▶ [EXERCISE MATERIAL]:
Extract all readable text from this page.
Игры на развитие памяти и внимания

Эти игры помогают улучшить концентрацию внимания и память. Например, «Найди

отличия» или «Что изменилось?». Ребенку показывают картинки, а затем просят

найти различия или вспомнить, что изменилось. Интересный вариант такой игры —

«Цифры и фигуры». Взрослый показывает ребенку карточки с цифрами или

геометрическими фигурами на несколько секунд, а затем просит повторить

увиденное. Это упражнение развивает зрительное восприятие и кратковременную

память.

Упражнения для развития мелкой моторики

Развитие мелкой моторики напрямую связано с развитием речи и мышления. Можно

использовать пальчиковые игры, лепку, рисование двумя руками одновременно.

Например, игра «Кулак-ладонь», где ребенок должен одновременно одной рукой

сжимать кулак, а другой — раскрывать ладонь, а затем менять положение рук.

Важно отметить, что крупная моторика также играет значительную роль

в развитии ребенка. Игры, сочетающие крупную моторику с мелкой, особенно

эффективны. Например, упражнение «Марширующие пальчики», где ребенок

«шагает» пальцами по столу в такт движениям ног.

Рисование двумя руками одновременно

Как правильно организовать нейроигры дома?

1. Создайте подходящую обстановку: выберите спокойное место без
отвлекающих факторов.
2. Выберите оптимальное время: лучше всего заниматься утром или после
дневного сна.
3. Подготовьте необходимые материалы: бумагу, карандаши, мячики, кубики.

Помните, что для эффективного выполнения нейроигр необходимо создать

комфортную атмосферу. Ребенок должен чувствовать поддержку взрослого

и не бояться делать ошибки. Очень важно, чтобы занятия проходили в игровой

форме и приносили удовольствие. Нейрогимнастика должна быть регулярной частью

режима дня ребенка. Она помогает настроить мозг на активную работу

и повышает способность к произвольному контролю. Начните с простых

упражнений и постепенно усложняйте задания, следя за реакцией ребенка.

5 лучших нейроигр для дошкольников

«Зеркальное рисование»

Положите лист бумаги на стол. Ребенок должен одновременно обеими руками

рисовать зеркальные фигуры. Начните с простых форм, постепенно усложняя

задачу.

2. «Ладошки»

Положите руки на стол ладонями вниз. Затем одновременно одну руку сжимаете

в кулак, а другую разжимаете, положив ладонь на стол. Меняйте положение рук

▶ [GIVEN REQUEST]:
Copy each entry exactly, with nothing added or dropped.

▶ [OUTPUT OF THE TASK]:
Extract all readable text from this page.
Игры на развитие памяти и внимания

Эти игры помогают улучшить концентрацию внимания и память. Например, «Найди

отличия» или «Что изменилось?». Ребенку показывают картинки, а затем просят

найти различия или вспомнить, что изменилось. Интересный вариант такой игры —

«Цифры и фигуры». Взрослый показывает ребенку карточки с цифрами или

геометрическими фигурами на несколько секунд, а затем просит повторить

увиденное. Это упражнение развивает зрительное восприятие и кратковременную

память.

Упражнения для развития мелкой моторики

Развитие мелкой моторики напрямую связано с развитием речи и мышления. Можно

использовать пальчиковые игры, лепку, рисование двумя руками одновременно.

Например, игра «Кулак-ладонь», где ребенок должен одновременно одной рукой

сжимать кулак, а другой — раскрывать ладонь, а затем менять положение рук.

Важно отметить, что крупная моторика также играет значительную роль

в развитии ребенка. Игры, сочетающие крупную моторику с мелкой, особенно

эффективны. Например, упражнение «Марширующие пальчики», где ребенок

«шагает» пальцами по столу в такт движениям ног.

Рисование двумя руками одновременно

Как правильно организовать нейроигры дома?

1. Создайте подходящую обстановку: выберите спокойное место без
отвлекающих факторов.
2. Выберите оптимальное время: лучше всего заниматься утром или после
дневного сна.
3. Подготовьте необходимые материалы: бумагу, карандаши, мячики, кубики.

Помните, что для эффективного выполнения нейроигр необходимо создать

комфортную атмосферу. Ребенок должен чувствовать поддержку взрослого

и не бояться делать ошибки. Очень важно, чтобы занятия проходили в игровой

форме и приносили удовольствие. Нейрогимнастика должна быть регулярной частью

режима дня ребенка. Она помогает настроить мозг на активную работу

и повышает способность к произвольному контролю. Начните с простых

упражнений и постепенно усложняйте задания, следя за реакцией ребенка.

5 лучших нейроигр для дошкольников

«Зеркальное рисование»

Положите лист бумаги на стол. Ребенок должен одновременно обеими руками

рисовать зеркальные фигуры. Начните с простых форм, постепенно усложняя

задачу.

2. «Ладошки»

Положите руки на стол ладонями вниз. Затем одновременно одну руку сжимаете

в кулак, а другую разжимаете, положив ладонь на стол. Меняйте положение рук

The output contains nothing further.